Deep Learning-Assisted Diagnosis of Placenta Accreta Spectrum Using the DenseNet-121 Model: A Multicenter, Retrospective Study.

Abstract

To explore the diagnostic value of deep learning (DL) imaging based on MRI in predicting placenta accreta spectrum (PAS) in high-risk pregnant women. A total of 263 patients with suspected placenta accreta from Institution I and Institution II were retrospectively analyzed and divided into training (n = 170) and external verification sets (n = 93). Through imaging acquisition, feature extraction, and radiomic data processing, 15 radiomic features were used to train support vector machine (SVM), K-nearest neighbor (KNN), random forest (RF), light gradient boosting machine (LGBM), and DL models to predict PAS. The diagnostic performances of the models were evaluated in the training set using the area under the curve (AUC) and accuracy and further validated in the external verification set. Univariate and multivariate logistic regression analysis revealed that a history of cesarean section, placental thickness, and placenta previa were independent clinical risk factors for predicting PAS. Among machine learning (ML) models, SVM demonstrated the highest diagnostic power (AUC = 0.944), with an accuracy of 0.876. The diagnostic efficiency of the DL model was significantly better than that of other models, with an AUC of 0.956 (95% CI 0.931-0.981) in the training set and 0.863 (95% CI 0.816-0.910) in the external verification set. In terms of specificity, the DL model outperformed the ML models. The DL model based on MRI may demonstrate better performance in the diagnosis of PAS compared to traditional clinical models or ML radiomics models, as further confirmed by the external verification set.

Document layout analysis data

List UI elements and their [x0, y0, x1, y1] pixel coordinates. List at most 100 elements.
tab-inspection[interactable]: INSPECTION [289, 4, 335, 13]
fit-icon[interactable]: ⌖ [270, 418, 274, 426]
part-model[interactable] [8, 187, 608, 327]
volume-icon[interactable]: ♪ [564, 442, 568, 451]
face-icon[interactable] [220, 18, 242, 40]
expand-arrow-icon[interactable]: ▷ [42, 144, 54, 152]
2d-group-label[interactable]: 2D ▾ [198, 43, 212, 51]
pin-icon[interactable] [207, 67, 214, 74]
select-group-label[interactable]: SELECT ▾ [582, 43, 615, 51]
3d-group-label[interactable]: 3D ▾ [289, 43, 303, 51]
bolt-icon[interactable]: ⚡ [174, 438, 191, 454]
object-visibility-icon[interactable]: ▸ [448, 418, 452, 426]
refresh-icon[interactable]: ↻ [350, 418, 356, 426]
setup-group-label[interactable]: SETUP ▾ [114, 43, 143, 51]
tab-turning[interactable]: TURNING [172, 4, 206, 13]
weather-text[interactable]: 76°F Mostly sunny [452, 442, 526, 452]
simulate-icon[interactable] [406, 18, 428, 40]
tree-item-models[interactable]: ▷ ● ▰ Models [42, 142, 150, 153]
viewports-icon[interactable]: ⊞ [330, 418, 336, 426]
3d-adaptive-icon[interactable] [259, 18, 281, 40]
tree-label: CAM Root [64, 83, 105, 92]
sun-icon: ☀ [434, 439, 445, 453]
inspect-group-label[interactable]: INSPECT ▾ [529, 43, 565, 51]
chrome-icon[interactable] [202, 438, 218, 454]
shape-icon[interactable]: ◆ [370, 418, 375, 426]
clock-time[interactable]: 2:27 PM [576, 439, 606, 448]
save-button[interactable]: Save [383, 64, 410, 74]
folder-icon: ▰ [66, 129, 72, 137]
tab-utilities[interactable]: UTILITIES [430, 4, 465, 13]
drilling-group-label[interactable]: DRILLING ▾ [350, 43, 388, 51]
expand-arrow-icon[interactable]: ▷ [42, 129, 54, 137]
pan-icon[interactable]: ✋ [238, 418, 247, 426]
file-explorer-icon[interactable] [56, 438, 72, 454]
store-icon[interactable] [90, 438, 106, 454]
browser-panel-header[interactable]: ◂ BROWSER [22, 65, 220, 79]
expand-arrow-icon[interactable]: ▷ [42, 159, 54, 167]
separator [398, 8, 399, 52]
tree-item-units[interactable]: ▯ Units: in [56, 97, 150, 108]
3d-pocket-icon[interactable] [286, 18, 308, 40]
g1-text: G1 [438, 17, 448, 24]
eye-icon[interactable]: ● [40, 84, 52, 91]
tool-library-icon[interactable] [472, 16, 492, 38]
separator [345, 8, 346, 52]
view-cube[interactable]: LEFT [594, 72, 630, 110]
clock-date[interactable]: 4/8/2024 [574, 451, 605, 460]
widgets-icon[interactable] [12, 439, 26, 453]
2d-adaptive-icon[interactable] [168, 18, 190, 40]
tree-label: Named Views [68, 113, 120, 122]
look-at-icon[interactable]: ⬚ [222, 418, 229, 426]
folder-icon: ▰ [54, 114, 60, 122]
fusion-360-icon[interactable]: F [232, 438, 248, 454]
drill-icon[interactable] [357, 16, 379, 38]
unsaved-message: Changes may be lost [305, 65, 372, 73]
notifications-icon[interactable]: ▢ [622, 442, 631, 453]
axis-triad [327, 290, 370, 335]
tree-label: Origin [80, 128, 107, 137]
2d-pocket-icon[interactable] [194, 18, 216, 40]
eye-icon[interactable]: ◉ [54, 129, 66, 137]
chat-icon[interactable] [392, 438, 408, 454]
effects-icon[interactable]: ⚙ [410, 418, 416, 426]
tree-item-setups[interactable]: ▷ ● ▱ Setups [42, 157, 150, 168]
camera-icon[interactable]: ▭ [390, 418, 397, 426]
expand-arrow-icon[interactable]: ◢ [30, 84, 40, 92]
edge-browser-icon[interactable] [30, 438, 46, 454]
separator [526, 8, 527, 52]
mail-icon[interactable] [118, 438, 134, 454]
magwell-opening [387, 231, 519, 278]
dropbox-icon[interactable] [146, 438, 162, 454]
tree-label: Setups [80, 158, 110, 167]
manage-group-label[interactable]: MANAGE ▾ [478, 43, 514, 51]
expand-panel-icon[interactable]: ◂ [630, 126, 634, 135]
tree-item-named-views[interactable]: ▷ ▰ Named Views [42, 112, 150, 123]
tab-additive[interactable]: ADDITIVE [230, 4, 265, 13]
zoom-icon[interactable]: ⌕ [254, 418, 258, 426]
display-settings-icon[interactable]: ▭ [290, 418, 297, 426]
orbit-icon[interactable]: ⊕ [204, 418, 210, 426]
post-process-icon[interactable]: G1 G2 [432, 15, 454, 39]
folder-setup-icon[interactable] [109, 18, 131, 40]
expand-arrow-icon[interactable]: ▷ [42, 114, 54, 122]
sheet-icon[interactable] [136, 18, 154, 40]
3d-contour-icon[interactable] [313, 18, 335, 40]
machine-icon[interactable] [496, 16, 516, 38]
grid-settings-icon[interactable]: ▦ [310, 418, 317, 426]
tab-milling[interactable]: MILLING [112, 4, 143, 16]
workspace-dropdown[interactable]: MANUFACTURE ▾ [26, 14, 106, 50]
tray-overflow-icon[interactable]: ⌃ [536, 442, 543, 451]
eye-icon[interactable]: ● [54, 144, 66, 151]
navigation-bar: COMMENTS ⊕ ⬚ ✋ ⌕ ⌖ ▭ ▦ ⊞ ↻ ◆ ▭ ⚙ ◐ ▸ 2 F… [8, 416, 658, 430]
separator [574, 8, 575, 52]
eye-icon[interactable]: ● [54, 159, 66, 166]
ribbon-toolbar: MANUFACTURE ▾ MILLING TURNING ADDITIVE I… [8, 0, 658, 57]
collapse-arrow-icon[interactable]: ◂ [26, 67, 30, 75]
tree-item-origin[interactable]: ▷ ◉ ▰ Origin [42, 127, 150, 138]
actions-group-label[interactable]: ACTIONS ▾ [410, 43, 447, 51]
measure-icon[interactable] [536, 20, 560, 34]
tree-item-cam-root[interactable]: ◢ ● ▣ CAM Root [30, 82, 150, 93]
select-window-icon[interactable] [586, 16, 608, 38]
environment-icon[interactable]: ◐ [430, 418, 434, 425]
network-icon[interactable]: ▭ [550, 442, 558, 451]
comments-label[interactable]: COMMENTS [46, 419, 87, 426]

* _PARTS OF THE EXERCISE_
[A] Rewrite the abstract's paragraph that begins "To explore the diagnostic value" as a short list, keeping its main facts.
[B] Answer these questions from the abstract:
(i) Which model does the title name?
(ii) How many patients were in the external verification set?
(iii) Which three factors were found to be independent clinical risk factors for predicting PAS?

* _RESPONSES BY ITEM NUMBER_
[A]
- Aim: to find out how well MRI-based deep learning (DL) predicts placenta accreta spectrum (PAS) in high-risk pregnant women.
- Patients: 263 with suspected placenta accreta from Institution I and Institution II, split into a training set (170) and an external verification set (93).
- Method: 15 radiomic features were used to train SVM, KNN, RF, LGBM and DL models. Performance was measured by AUC and accuracy.
- Clinical risk factors: a history of cesarean section, placental thickness and placenta previa were independent risk factors for PAS.
- Best machine learning model: SVM, with an AUC of 0.944 and an accuracy of 0.876.
- DL model: it did significantly better than the other models, with an AUC of 0.956 in training and 0.863 in external verification. It also had better specificity than the ML models.
- Conclusion: MRI-based DL may diagnose PAS better than traditional clinical or ML radiomics models.

[B]
(i) DenseNet-121
(ii) 93
(iii) A history of cesarean section, placental thickness, and placenta previa